##### PAGE EXCERPT

X. Divide and Conquer
Following are the detailed steps of a O(n (Logn)^2) algortihm.

As a pre-processing step, input array is sorted according to x coordinates.

1) Find the middle point in the sorted array, we can take P[n/2] as middle point.

2) Divide the given array in two halves. The first subarray contains points from P[0] to P[n/2]. The second subarray contains points from P[n/2+1] to P[n-1].

3) Recursively find the smallest distances in both subarrays. Let the distances be dl and dr. Find the minimum of dl and dr. Let the minimum be d.

4) From above 3 steps, we have an upper bound d of minimum distance. Now we need to consider the pairs such that one point in pair is from left half and other is from right half. Consider the vertical line passing through passing through P[n/2] and find all points whose x coordinate is closer than d to the middle vertical line. Build an array strip[] of all such points.

5) Sort the array strip[] according to y coordinates. This step is O(nLogn). It can be optimized to O(n) by recursively sorting and merging.

6) Find the smallest distance in strip[]. This is tricky. From first look, it seems to be a O(n^2) step, but it is actually O(n). It can be proved geometrically that for every point in strip, we only need to check at most 7 points after it (note that strip is sorted according to Y coordinate). See this for more analysis.

7) Finally return the minimum of d and distance calculated in above step (step 6)

Time Complexity Let Time complexity of above algorithm be T(n). Let us assume that we use a O(nLogn) sorting algorithm. The above algorithm divides all points in two sets and recursively calls for two sets. After dividing, it finds the strip in O(n) time, sorts the strip in O(nLogn) time and finally finds the closest points in strip in O(n) time. So T(n) can expressed as follows
T(n) = 2T(n/2) + O(n) + O(nLogn) + O(n)

##########

- PROBLEMS TO WORK ON
(1) In the divide-and-conquer excerpt, reproduce verbatim the passage starting at "2) Divide the" and ending at "sorting and merging.".
(2) Condense the paragraph of the divide-and-conquer excerpt that begins "4) From above 3 steps" into a bulleted list that keeps its main facts.

##### MATERIAL

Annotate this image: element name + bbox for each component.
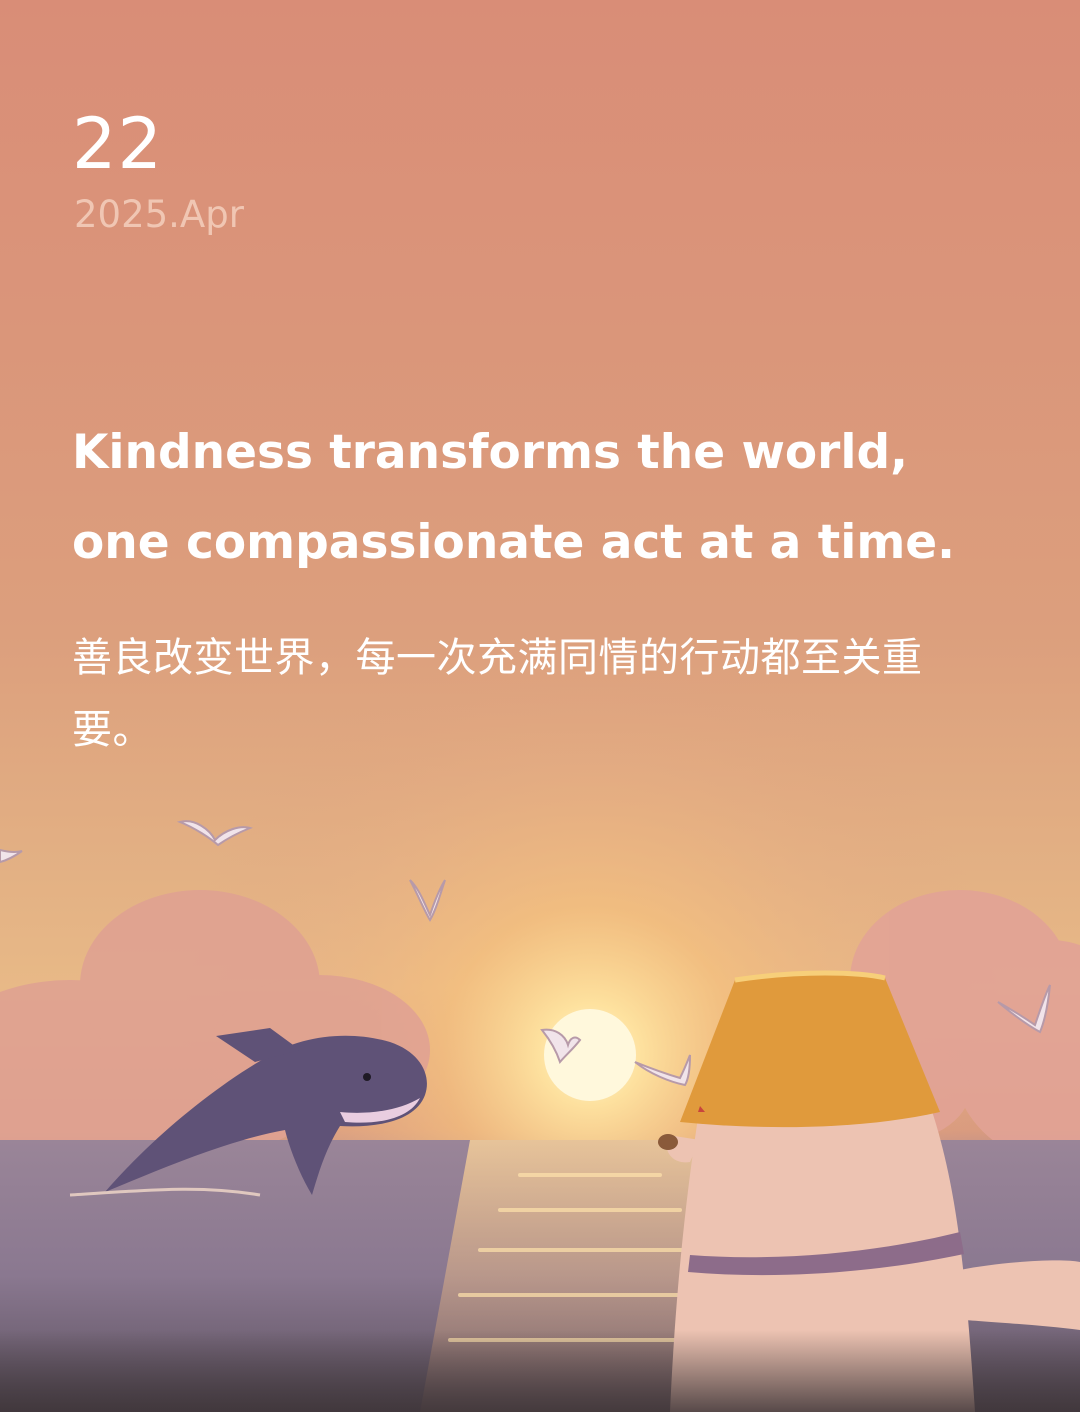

##########

- EXPECTED RESULTS
(1)
2) Divide the given array in two halves. The first subarray contains points from P[0] to P[n/2]. The second subarray contains points from P[n/2+1] to P[n-1].

3) Recursively find the smallest distances in both subarrays. Let the distances be dl and dr. Find the minimum of dl and dr. Let the minimum be d.

4) From above 3 steps, we have an upper bound d of minimum distance. Now we need to consider the pairs such that one point in pair is from left half and other is from right half. Consider the vertical line passing through passing through P[n/2] and find all points whose x coordinate is closer than d to the middle vertical line. Build an array strip[] of all such points.

5) Sort the array strip[] according to y coordinates. This step is O(nLogn). It can be optimized to O(n) by recursively sorting and merging.

(2)
- The first three steps give d, an upper bound on the minimum distance.
- The pairs still to check have one point from the left half and the other from the right half.
- Take the vertical line passing through P[n/2].
- Find all points whose x coordinate is closer than d to that middle line.
- Build an array strip[] of those points.